What to work on – Go through the data below. List every line that holds the word "Geltungswert".

Material shown –
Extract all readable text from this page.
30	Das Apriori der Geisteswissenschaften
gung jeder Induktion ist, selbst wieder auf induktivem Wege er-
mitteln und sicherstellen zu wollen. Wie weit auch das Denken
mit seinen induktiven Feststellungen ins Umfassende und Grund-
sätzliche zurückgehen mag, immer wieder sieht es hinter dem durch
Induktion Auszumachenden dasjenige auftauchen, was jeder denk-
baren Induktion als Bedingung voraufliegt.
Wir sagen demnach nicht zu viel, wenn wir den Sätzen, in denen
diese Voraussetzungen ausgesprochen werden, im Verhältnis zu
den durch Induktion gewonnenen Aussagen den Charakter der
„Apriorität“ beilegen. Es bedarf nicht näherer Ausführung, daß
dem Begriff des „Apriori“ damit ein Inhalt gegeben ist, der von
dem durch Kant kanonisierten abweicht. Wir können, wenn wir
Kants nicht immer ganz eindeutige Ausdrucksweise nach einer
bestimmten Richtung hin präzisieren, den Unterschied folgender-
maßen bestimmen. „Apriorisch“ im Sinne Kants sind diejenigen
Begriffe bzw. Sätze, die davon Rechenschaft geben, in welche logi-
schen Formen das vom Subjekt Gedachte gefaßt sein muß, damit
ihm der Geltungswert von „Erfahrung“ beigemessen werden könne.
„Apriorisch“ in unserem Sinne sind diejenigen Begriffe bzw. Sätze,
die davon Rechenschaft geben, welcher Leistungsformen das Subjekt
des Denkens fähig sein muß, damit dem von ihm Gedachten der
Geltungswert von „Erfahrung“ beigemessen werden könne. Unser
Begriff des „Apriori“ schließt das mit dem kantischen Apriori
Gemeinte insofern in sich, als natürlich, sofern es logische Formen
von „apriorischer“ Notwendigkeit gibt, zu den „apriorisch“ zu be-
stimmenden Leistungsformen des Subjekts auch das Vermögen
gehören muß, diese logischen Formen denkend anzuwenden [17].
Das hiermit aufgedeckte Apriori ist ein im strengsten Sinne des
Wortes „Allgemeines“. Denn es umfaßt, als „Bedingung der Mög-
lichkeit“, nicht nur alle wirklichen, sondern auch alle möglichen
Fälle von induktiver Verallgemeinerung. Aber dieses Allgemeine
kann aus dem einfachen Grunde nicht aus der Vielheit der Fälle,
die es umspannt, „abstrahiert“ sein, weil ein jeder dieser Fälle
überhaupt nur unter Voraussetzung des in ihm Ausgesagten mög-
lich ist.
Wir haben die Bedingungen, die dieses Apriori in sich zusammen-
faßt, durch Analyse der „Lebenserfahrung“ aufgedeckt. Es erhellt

==

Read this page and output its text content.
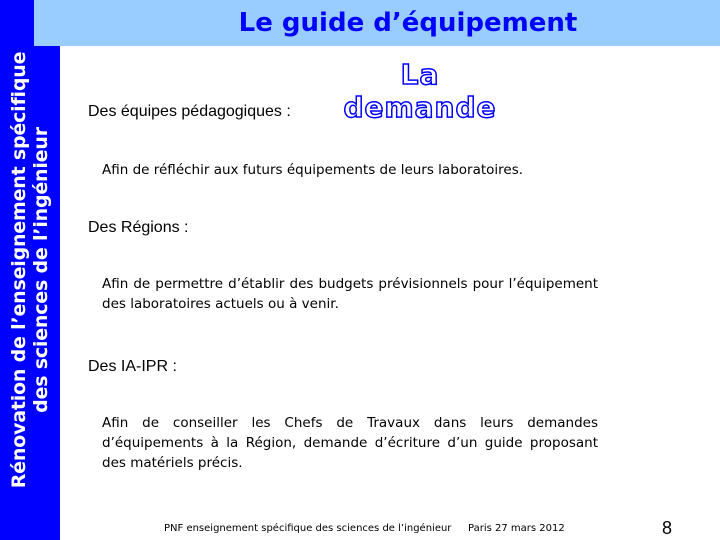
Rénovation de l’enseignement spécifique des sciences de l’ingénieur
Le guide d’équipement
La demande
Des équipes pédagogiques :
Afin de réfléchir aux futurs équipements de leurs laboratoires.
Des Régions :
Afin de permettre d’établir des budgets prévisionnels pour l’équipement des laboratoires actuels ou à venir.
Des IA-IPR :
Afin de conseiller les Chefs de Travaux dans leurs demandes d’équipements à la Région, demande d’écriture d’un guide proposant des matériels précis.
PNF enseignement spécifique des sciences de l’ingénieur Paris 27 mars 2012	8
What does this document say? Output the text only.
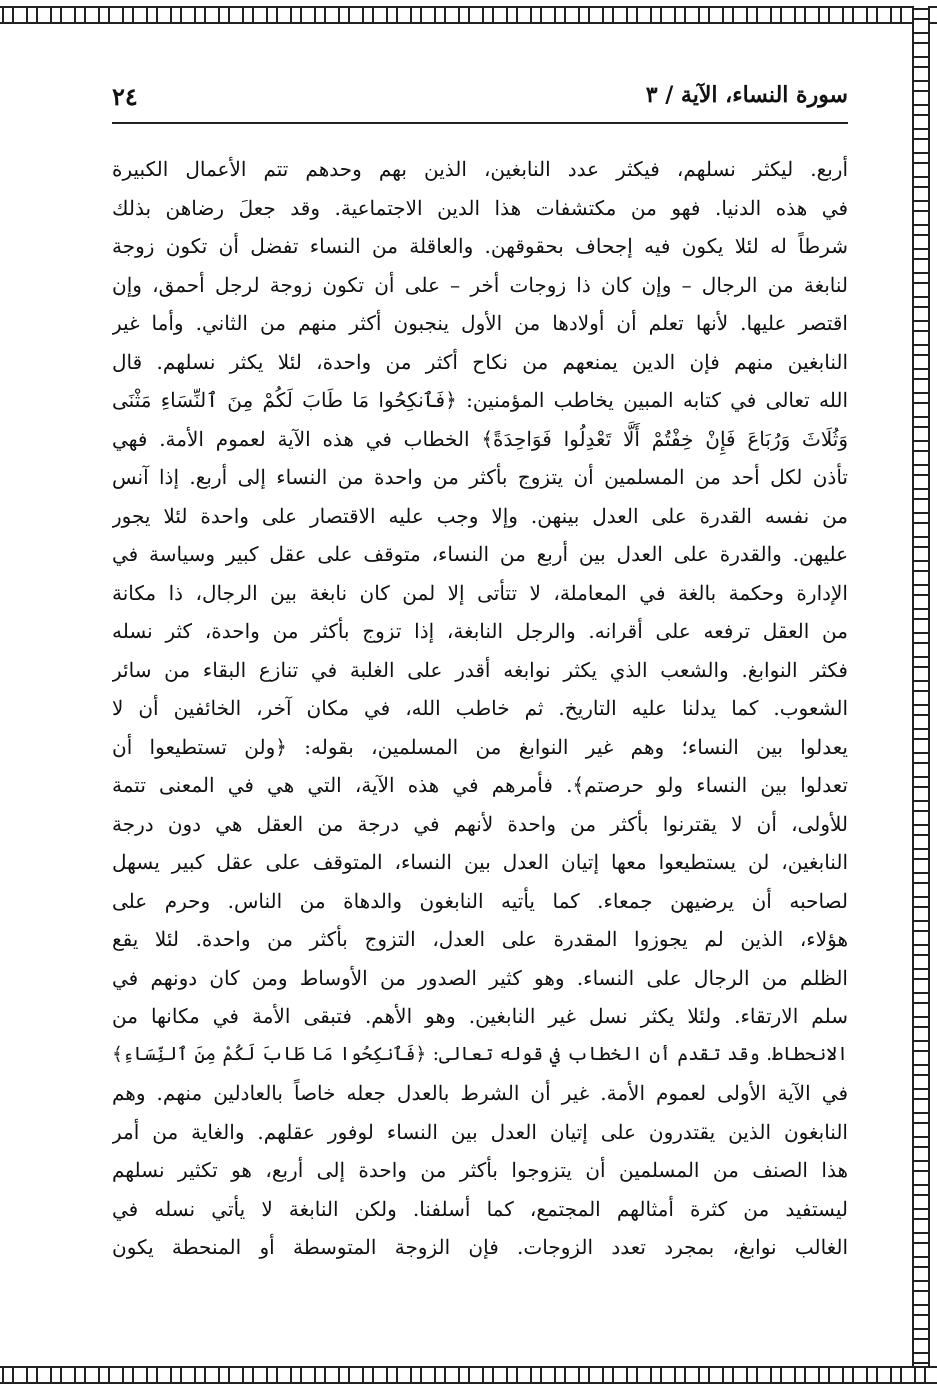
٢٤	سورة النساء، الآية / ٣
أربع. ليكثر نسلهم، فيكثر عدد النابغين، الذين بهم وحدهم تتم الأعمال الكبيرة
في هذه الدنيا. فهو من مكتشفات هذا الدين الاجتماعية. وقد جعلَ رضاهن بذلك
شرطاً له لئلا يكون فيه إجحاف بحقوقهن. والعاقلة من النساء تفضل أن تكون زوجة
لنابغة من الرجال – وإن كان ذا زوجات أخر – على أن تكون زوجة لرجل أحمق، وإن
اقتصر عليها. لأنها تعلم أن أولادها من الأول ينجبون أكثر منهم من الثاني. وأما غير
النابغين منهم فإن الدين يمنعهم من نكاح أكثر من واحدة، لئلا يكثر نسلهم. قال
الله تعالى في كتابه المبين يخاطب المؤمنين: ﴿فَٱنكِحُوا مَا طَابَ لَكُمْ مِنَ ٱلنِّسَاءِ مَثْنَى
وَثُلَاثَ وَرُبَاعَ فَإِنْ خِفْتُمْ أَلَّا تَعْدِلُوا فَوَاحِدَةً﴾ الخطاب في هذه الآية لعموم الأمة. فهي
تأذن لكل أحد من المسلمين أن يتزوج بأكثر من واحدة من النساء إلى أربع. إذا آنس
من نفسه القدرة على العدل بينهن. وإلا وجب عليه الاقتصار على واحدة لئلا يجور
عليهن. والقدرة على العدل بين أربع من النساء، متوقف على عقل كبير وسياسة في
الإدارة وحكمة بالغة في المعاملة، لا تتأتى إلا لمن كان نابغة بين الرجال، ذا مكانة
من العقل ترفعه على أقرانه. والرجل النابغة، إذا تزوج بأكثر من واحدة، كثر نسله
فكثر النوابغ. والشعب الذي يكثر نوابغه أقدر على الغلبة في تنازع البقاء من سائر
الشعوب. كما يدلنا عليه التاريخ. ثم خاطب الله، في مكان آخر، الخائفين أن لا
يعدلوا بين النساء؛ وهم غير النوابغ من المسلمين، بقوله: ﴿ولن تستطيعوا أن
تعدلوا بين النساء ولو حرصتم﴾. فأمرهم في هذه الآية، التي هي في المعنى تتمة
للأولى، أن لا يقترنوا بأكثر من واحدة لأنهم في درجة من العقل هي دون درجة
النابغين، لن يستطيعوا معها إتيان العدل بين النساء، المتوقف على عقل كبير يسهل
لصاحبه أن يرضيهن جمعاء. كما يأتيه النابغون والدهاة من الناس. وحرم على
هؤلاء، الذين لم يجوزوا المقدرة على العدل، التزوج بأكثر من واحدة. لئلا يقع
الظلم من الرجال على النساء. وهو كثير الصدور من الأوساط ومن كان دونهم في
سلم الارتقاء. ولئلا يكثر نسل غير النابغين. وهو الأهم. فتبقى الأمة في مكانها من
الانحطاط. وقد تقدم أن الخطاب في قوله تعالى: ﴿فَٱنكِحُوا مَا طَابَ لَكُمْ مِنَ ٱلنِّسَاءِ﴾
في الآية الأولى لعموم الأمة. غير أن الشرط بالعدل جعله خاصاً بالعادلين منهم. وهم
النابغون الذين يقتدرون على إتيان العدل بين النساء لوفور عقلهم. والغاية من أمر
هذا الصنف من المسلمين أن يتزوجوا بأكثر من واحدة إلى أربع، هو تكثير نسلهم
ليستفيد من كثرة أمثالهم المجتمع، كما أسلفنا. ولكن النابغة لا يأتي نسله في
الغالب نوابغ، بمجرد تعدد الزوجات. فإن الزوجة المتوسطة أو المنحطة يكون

---

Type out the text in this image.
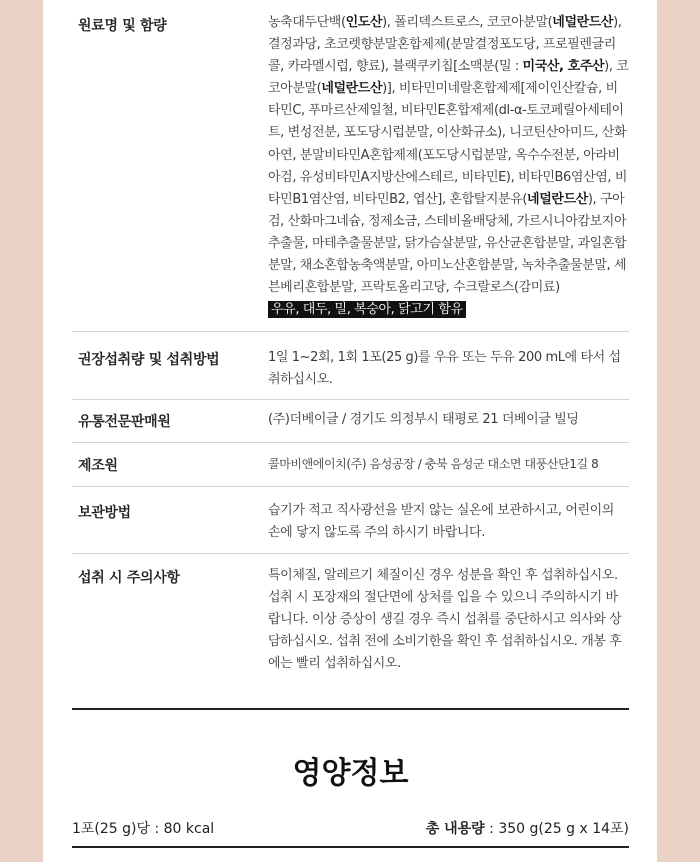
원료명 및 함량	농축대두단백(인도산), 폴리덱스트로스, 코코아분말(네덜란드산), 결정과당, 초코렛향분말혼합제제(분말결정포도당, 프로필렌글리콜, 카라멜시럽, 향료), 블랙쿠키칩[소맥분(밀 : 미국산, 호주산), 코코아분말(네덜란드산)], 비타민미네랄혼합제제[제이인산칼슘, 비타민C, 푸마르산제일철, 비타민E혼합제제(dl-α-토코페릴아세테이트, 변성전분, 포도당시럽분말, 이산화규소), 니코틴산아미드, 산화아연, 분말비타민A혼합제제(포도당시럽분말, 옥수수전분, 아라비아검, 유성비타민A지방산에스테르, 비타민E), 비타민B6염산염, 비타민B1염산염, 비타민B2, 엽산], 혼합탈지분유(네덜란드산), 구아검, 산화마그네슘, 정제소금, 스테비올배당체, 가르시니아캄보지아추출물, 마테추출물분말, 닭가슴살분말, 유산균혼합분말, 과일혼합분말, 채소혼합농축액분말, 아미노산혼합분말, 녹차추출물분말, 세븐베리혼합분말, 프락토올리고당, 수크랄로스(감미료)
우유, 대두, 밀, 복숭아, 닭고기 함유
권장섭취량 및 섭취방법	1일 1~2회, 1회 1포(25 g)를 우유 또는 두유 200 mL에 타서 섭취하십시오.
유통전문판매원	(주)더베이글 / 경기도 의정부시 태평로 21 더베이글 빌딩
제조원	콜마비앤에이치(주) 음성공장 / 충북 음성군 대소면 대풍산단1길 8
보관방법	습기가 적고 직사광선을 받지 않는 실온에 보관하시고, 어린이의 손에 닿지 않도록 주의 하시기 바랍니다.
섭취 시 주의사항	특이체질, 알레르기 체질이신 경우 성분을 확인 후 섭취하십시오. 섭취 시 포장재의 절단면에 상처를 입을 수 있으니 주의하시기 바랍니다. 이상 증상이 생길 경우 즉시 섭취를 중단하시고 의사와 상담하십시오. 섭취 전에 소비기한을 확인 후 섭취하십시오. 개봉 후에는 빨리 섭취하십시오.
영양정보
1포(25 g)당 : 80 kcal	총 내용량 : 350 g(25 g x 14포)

Result of the exercise –
ihm der Geltungswert von „Erfahrung“ beigemessen werden könne.
Geltungswert von „Erfahrung“ beigemessen werden könne. Unser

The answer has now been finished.